The exercise:
Read through the data and report every line in which the word "there" occurs.
====== Provided entries ======
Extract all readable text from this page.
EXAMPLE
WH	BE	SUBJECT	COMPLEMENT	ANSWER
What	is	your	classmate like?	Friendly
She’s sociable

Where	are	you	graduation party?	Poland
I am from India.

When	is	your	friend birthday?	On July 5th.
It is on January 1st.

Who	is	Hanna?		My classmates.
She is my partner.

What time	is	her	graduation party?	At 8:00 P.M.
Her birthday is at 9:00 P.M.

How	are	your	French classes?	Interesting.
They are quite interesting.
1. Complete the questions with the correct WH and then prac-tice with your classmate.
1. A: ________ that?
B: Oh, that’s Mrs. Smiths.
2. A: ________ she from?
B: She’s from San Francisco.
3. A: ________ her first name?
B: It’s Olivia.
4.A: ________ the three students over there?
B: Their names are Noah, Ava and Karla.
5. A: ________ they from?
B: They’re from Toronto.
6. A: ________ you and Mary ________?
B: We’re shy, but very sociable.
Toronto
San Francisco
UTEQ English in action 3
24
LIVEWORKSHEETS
======
====== Provided entries ======
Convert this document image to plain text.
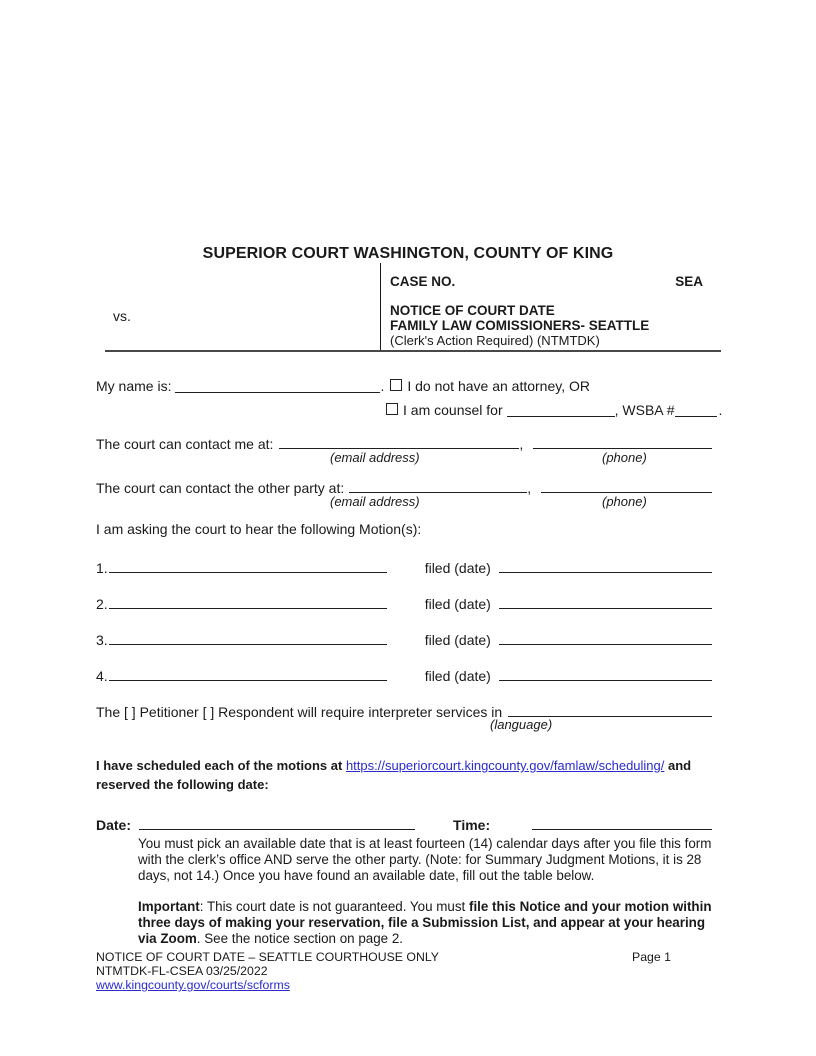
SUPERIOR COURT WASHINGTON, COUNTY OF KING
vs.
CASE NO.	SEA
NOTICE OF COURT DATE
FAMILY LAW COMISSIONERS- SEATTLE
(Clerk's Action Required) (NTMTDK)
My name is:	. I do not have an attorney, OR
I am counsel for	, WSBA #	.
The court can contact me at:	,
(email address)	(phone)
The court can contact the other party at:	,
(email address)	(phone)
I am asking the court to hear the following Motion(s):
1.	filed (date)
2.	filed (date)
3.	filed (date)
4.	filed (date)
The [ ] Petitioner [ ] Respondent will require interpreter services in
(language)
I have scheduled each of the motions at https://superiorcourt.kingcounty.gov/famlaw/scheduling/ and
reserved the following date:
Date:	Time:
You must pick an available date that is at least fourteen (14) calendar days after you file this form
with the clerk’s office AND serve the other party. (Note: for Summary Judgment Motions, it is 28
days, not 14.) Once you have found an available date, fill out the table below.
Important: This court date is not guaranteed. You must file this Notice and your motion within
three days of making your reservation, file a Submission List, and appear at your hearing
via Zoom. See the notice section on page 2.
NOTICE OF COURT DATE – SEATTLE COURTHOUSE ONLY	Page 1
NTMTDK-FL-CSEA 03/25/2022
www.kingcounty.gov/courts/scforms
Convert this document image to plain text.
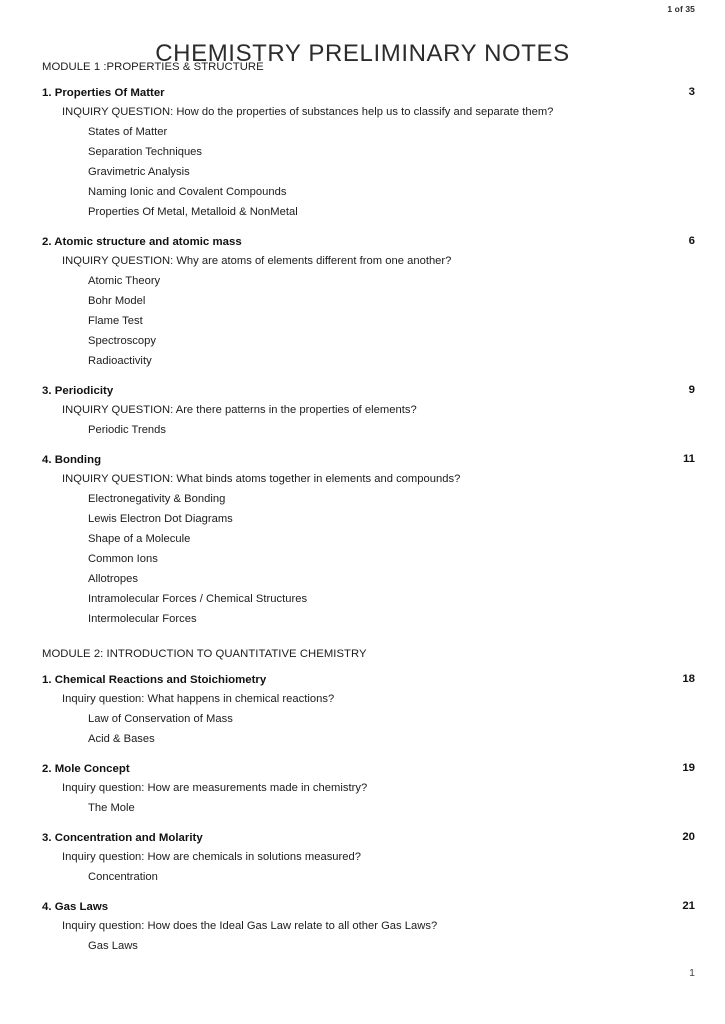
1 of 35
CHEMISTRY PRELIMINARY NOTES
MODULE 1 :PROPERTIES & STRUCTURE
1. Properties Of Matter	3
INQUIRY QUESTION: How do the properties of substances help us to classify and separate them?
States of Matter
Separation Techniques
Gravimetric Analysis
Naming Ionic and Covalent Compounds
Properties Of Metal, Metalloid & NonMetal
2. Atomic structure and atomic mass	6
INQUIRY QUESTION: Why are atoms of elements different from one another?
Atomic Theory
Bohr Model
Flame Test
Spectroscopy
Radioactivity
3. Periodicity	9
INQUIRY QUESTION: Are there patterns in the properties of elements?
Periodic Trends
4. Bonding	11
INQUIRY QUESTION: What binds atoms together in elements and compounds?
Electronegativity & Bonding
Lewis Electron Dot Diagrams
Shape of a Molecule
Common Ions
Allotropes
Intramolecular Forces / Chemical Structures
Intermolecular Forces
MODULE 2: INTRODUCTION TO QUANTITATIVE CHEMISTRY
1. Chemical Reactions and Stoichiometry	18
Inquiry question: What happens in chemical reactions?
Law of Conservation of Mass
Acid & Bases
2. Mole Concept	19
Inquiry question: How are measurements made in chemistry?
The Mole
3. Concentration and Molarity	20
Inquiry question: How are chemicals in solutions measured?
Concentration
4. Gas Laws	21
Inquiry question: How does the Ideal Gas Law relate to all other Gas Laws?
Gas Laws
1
======
Answer in full:
4.A: ________ the three students over there?
INQUIRY QUESTION: Are there patterns in the properties of elements?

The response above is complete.